* BEGIN Exercise inputs *

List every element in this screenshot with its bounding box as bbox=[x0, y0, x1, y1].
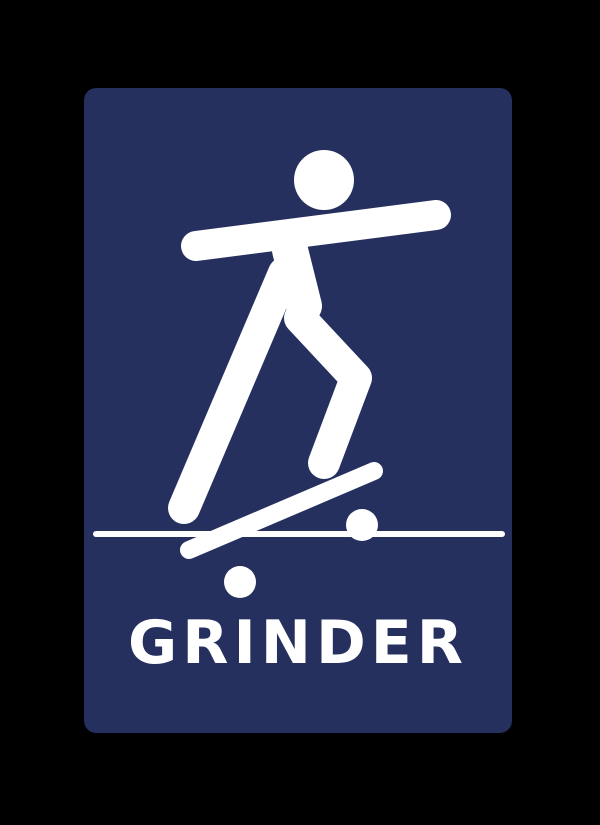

* END Exercise inputs *
* BEGIN Exercise inputs *

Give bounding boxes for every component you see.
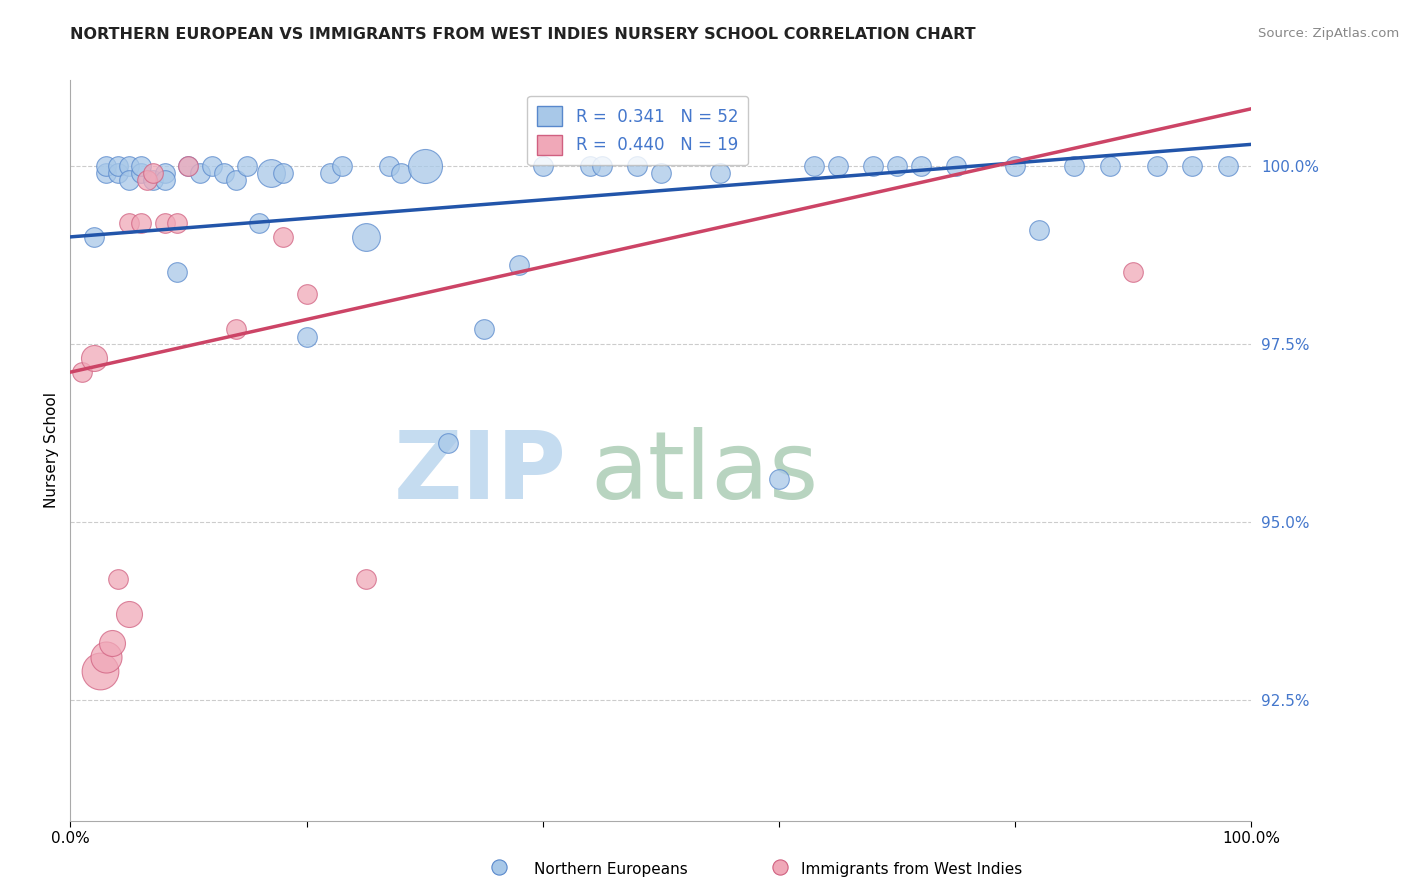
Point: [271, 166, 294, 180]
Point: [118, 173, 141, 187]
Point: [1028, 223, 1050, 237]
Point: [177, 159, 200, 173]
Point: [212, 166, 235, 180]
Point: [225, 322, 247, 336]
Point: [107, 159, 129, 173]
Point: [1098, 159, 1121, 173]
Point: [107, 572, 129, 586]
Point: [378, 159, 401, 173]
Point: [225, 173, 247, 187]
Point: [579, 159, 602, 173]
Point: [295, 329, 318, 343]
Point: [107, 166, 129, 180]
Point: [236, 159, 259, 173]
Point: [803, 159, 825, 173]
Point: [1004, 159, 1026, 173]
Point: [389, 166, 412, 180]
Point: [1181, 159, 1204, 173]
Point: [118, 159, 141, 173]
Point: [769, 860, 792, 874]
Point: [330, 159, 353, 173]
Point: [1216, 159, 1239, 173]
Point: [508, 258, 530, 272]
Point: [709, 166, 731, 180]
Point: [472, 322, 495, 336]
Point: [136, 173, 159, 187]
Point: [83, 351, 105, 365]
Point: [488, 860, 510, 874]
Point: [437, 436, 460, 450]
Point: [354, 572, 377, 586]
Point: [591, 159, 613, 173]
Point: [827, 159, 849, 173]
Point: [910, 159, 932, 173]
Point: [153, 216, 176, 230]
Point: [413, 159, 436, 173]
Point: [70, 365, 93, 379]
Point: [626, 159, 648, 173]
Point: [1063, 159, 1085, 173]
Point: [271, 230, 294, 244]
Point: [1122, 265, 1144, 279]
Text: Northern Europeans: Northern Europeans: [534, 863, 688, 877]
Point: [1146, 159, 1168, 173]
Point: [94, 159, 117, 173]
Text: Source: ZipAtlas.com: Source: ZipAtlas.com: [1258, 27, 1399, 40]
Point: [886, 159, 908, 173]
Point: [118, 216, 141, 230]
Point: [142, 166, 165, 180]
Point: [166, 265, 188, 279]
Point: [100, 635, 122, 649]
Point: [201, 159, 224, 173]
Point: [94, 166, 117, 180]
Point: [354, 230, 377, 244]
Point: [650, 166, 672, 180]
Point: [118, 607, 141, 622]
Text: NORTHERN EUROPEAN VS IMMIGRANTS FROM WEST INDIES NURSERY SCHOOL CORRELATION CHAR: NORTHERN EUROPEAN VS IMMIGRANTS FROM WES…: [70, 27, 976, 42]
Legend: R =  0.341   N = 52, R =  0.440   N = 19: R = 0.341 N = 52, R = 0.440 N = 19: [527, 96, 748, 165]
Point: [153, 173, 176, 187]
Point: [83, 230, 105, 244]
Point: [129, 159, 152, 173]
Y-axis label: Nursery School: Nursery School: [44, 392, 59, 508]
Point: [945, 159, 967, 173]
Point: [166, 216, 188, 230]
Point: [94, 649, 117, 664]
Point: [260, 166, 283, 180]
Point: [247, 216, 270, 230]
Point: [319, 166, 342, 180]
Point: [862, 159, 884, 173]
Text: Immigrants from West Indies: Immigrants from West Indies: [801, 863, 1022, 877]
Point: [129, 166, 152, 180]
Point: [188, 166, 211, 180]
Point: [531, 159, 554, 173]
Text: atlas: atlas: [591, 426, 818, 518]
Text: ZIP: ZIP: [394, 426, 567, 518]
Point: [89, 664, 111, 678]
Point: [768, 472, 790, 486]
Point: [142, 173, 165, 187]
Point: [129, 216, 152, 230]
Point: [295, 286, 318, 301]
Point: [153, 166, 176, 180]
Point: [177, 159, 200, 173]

* END Exercise inputs *

▸ **What this task involves**:
Convert the part of the listing starting at the line containing "Give bounding boxes" and ending at the line containing "Point: [354, 230, 377, 244]" into a two-column CSV with the headers instruction and output. Write one row per request, put each field in quotation marks with its line breaks replaced by spaces, and leave out the pictures.

▸ **Task response**:
instruction,output
"Give bounding boxes for every component you see.","Point: [271, 166, 294, 180] Point: [118, 173, 141, 187] Point: [1028, 223, 1050, 237] Point: [177, 159, 200, 173] Point: [212, 166, 235, 180] Point: [225, 322, 247, 336] Point: [107, 159, 129, 173] Point: [1098, 159, 1121, 173] Point: [107, 572, 129, 586] Point: [378, 159, 401, 173] Point: [225, 173, 247, 187] Point: [579, 159, 602, 173] Point: [295, 329, 318, 343] Point: [107, 166, 129, 180] Point: [236, 159, 259, 173] Point: [803, 159, 825, 173] Point: [1004, 159, 1026, 173] Point: [389, 166, 412, 180] Point: [1181, 159, 1204, 173] Point: [118, 159, 141, 173] Point: [769, 860, 792, 874] Point: [330, 159, 353, 173] Point: [1216, 159, 1239, 173] Point: [508, 258, 530, 272] Point: [709, 166, 731, 180] Point: [472, 322, 495, 336] Point: [136, 173, 159, 187] Point: [83, 351, 105, 365] Point: [488, 860, 510, 874] Point: [437, 436, 460, 450] Point: [354, 572, 377, 586] Point: [591, 159, 613, 173] Point: [827, 159, 849, 173] Point: [910, 159, 932, 173] Point: [153, 216, 176, 230] Point: [413, 159, 436, 173] Point: [70, 365, 93, 379] Point: [626, 159, 648, 173] Point: [1063, 159, 1085, 173] Point: [271, 230, 294, 244] Point: [1122, 265, 1144, 279] Text: Northern Europeans: Northern Europeans: [534, 863, 688, 877] Point: [1146, 159, 1168, 173] Point: [94, 159, 117, 173] Text: Source: ZipAtlas.com: Source: ZipAtlas.com: [1258, 27, 1399, 40] Point: [886, 159, 908, 173] Point: [118, 216, 141, 230] Point: [142, 166, 165, 180] Point: [166, 265, 188, 279] Point: [100, 635, 122, 649] Point: [201, 159, 224, 173] Point: [94, 166, 117, 180] Point: [354, 230, 377, 244]"